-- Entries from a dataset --

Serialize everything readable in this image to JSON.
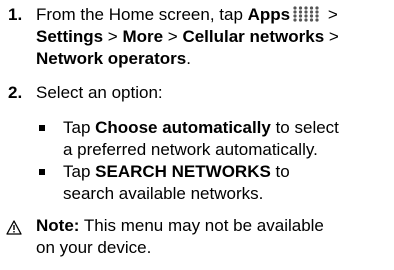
{
  "step1": {
    "number": "1.",
    "line1_prefix": "From the Home screen, tap ",
    "apps_label": "Apps",
    "apps_icon": "apps-grid-icon",
    "line1_suffix": " >",
    "line2_settings": "Settings",
    "line2_sep1": " > ",
    "line2_more": "More",
    "line2_sep2": " > ",
    "line2_cellular": "Cellular networks",
    "line2_sep3": " >",
    "line3_operators": "Network operators",
    "line3_suffix": "."
  },
  "step2": {
    "number": "2.",
    "text": "Select an option:",
    "options": [
      {
        "prefix": "Tap ",
        "bold": "Choose automatically",
        "line1_suffix": " to select",
        "line2": "a preferred network automatically."
      },
      {
        "prefix": "Tap ",
        "bold": "SEARCH NETWORKS",
        "line1_suffix": " to",
        "line2": "search available networks."
      }
    ]
  },
  "note": {
    "icon": "warning-triangle-icon",
    "label": "Note:",
    "line1": " This menu may not be available",
    "line2": "on your device."
  }
}
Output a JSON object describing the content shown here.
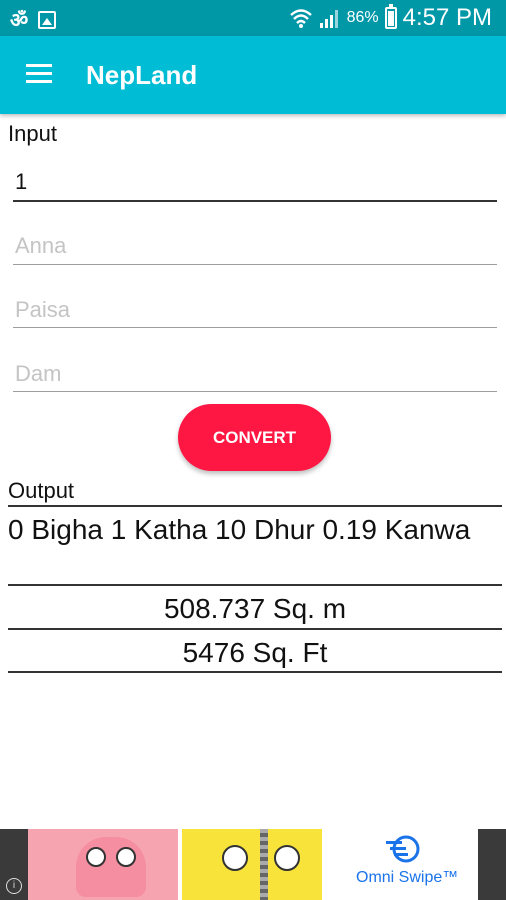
{
  "status_bar": {
    "om_symbol": "ॐ",
    "battery_percent": "86%",
    "battery_level": 0.86,
    "time": "4:57 PM",
    "icons": [
      "om-icon",
      "image-icon",
      "wifi-icon",
      "signal-icon",
      "battery-charging-icon"
    ]
  },
  "app_bar": {
    "title": "NepLand",
    "menu_icon": "hamburger-menu-icon"
  },
  "form": {
    "input_label": "Input",
    "fields": [
      {
        "value": "1",
        "placeholder": ""
      },
      {
        "value": "",
        "placeholder": "Anna"
      },
      {
        "value": "",
        "placeholder": "Paisa"
      },
      {
        "value": "",
        "placeholder": "Dam"
      }
    ],
    "convert_label": "CONVERT"
  },
  "output": {
    "label": "Output",
    "nepali_units": "0 Bigha 1 Katha 10 Dhur 0.19 Kanwa",
    "square_meters": "508.737 Sq. m",
    "square_feet": "5476 Sq. Ft"
  },
  "ad": {
    "brand": "Omni Swipe™",
    "info_glyph": "i"
  },
  "colors": {
    "status_bar": "#0097a7",
    "app_bar": "#00bcd4",
    "convert_button": "#ff1744"
  }
}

-- What is needed --
Read the data above and pull out each line that holds the string "menu".

-- The output --
    "line1": " This menu may not be available",
    "menu_icon": "hamburger-menu-icon"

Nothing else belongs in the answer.